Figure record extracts
-----

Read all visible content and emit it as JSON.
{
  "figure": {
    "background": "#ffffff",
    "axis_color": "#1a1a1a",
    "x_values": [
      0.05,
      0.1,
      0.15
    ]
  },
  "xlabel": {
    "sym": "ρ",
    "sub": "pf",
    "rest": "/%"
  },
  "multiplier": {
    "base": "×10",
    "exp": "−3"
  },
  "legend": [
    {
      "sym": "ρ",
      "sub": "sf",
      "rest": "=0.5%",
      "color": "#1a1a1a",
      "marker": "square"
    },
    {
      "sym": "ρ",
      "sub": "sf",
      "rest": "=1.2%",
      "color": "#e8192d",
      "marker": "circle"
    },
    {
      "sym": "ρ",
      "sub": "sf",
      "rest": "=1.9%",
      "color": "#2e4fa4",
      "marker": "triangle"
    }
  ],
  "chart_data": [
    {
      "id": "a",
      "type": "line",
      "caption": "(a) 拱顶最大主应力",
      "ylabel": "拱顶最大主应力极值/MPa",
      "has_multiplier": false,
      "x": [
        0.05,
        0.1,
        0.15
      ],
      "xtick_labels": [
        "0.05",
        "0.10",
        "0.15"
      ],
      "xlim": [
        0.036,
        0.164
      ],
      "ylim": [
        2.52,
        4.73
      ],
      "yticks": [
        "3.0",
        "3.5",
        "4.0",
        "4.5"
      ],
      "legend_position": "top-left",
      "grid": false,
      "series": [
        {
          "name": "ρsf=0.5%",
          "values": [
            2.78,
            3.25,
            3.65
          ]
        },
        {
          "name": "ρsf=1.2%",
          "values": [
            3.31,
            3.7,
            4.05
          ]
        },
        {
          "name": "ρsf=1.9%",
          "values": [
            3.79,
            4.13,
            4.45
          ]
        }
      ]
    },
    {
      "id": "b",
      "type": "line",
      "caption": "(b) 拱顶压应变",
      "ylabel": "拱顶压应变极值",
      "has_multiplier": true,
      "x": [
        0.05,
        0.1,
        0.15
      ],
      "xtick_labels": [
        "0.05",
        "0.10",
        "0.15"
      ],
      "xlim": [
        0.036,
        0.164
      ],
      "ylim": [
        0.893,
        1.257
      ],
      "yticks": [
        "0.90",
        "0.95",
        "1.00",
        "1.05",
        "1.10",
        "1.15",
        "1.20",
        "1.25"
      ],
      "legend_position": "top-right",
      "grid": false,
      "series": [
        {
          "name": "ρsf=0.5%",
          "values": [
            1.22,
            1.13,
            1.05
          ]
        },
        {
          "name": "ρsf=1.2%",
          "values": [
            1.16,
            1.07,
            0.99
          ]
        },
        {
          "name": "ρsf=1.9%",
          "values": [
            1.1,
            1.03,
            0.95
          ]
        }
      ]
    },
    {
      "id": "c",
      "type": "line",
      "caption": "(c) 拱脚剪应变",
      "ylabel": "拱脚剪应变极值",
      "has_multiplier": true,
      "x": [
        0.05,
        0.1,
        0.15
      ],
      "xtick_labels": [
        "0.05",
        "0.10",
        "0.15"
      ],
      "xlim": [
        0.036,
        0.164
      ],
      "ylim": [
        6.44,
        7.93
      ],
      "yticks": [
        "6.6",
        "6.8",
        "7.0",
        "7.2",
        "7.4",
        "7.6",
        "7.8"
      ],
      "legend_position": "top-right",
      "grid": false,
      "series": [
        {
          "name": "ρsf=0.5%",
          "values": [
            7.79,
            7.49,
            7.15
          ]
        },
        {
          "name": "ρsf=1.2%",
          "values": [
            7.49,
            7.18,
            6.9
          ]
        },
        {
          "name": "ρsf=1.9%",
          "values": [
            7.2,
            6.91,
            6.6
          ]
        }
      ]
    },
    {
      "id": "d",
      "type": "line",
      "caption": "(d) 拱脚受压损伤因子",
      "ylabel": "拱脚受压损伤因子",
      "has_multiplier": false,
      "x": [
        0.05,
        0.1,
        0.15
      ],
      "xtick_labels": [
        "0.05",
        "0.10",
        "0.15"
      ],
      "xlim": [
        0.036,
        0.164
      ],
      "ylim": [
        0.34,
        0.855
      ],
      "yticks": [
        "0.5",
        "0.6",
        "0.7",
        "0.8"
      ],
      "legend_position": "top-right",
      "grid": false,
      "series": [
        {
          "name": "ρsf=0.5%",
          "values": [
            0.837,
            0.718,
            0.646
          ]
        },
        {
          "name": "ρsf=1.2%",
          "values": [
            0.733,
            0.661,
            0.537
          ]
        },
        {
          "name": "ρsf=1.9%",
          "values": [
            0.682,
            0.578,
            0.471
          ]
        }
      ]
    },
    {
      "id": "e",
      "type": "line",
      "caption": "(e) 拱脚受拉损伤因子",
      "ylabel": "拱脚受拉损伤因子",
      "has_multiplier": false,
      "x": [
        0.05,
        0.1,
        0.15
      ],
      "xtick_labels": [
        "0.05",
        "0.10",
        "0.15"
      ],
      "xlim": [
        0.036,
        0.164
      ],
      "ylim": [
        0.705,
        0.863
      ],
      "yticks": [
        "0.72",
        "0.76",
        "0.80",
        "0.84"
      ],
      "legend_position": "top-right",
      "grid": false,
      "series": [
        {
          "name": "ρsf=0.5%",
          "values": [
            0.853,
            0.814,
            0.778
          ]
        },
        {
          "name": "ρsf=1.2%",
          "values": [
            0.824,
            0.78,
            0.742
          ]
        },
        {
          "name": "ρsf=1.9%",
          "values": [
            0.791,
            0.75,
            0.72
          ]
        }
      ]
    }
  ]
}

-----

- [Problem to solve]: Transcribe all of the material exactly. Omit nothing.

- [Exercise result]:
Read all visible content and emit it as JSON.
{
  "figure": {
    "background": "#ffffff",
    "axis_color": "#1a1a1a",
    "x_values": [
      0.05,
      0.1,
      0.15
    ]
  },
  "xlabel": {
    "sym": "ρ",
    "sub": "pf",
    "rest": "/%"
  },
  "multiplier": {
    "base": "×10",
    "exp": "−3"
  },
  "legend": [
    {
      "sym": "ρ",
      "sub": "sf",
      "rest": "=0.5%",
      "color": "#1a1a1a",
      "marker": "square"
    },
    {
      "sym": "ρ",
      "sub": "sf",
      "rest": "=1.2%",
      "color": "#e8192d",
      "marker": "circle"
    },
    {
      "sym": "ρ",
      "sub": "sf",
      "rest": "=1.9%",
      "color": "#2e4fa4",
      "marker": "triangle"
    }
  ],
  "chart_data": [
    {
      "id": "a",
      "type": "line",
      "caption": "(a) 拱顶最大主应力",
      "ylabel": "拱顶最大主应力极值/MPa",
      "has_multiplier": false,
      "x": [
        0.05,
        0.1,
        0.15
      ],
      "xtick_labels": [
        "0.05",
        "0.10",
        "0.15"
      ],
      "xlim": [
        0.036,
        0.164
      ],
      "ylim": [
        2.52,
        4.73
      ],
      "yticks": [
        "3.0",
        "3.5",
        "4.0",
        "4.5"
      ],
      "legend_position": "top-left",
      "grid": false,
      "series": [
        {
          "name": "ρsf=0.5%",
          "values": [
            2.78,
            3.25,
            3.65
          ]
        },
        {
          "name": "ρsf=1.2%",
          "values": [
            3.31,
            3.7,
            4.05
          ]
        },
        {
          "name": "ρsf=1.9%",
          "values": [
            3.79,
            4.13,
            4.45
          ]
        }
      ]
    },
    {
      "id": "b",
      "type": "line",
      "caption": "(b) 拱顶压应变",
      "ylabel": "拱顶压应变极值",
      "has_multiplier": true,
      "x": [
        0.05,
        0.1,
        0.15
      ],
      "xtick_labels": [
        "0.05",
        "0.10",
        "0.15"
      ],
      "xlim": [
        0.036,
        0.164
      ],
      "ylim": [
        0.893,
        1.257
      ],
      "yticks": [
        "0.90",
        "0.95",
        "1.00",
        "1.05",
        "1.10",
        "1.15",
        "1.20",
        "1.25"
      ],
      "legend_position": "top-right",
      "grid": false,
      "series": [
        {
          "name": "ρsf=0.5%",
          "values": [
            1.22,
            1.13,
            1.05
          ]
        },
        {
          "name": "ρsf=1.2%",
          "values": [
            1.16,
            1.07,
            0.99
          ]
        },
        {
          "name": "ρsf=1.9%",
          "values": [
            1.1,
            1.03,
            0.95
          ]
        }
      ]
    },
    {
      "id": "c",
      "type": "line",
      "caption": "(c) 拱脚剪应变",
      "ylabel": "拱脚剪应变极值",
      "has_multiplier": true,
      "x": [
        0.05,
        0.1,
        0.15
      ],
      "xtick_labels": [
        "0.05",
        "0.10",
        "0.15"
      ],
      "xlim": [
        0.036,
        0.164
      ],
      "ylim": [
        6.44,
        7.93
      ],
      "yticks": [
        "6.6",
        "6.8",
        "7.0",
        "7.2",
        "7.4",
        "7.6",
        "7.8"
      ],
      "legend_position": "top-right",
      "grid": false,
      "series": [
        {
          "name": "ρsf=0.5%",
          "values": [
            7.79,
            7.49,
            7.15
          ]
        },
        {
          "name": "ρsf=1.2%",
          "values": [
            7.49,
            7.18,
            6.9
          ]
        },
        {
          "name": "ρsf=1.9%",
          "values": [
            7.2,
            6.91,
            6.6
          ]
        }
      ]
    },
    {
      "id": "d",
      "type": "line",
      "caption": "(d) 拱脚受压损伤因子",
      "ylabel": "拱脚受压损伤因子",
      "has_multiplier": false,
      "x": [
        0.05,
        0.1,
        0.15
      ],
      "xtick_labels": [
        "0.05",
        "0.10",
        "0.15"
      ],
      "xlim": [
        0.036,
        0.164
      ],
      "ylim": [
        0.34,
        0.855
      ],
      "yticks": [
        "0.5",
        "0.6",
        "0.7",
        "0.8"
      ],
      "legend_position": "top-right",
      "grid": false,
      "series": [
        {
          "name": "ρsf=0.5%",
          "values": [
            0.837,
            0.718,
            0.646
          ]
        },
        {
          "name": "ρsf=1.2%",
          "values": [
            0.733,
            0.661,
            0.537
          ]
        },
        {
          "name": "ρsf=1.9%",
          "values": [
            0.682,
            0.578,
            0.471
          ]
        }
      ]
    },
    {
      "id": "e",
      "type": "line",
      "caption": "(e) 拱脚受拉损伤因子",
      "ylabel": "拱脚受拉损伤因子",
      "has_multiplier": false,
      "x": [
        0.05,
        0.1,
        0.15
      ],
      "xtick_labels": [
        "0.05",
        "0.10",
        "0.15"
      ],
      "xlim": [
        0.036,
        0.164
      ],
      "ylim": [
        0.705,
        0.863
      ],
      "yticks": [
        "0.72",
        "0.76",
        "0.80",
        "0.84"
      ],
      "legend_position": "top-right",
      "grid": false,
      "series": [
        {
          "name": "ρsf=0.5%",
          "values": [
            0.853,
            0.814,
            0.778
          ]
        },
        {
          "name": "ρsf=1.2%",
          "values": [
            0.824,
            0.78,
            0.742
          ]
        },
        {
          "name": "ρsf=1.9%",
          "values": [
            0.791,
            0.75,
            0.72
          ]
        }
      ]
    }
  ]
}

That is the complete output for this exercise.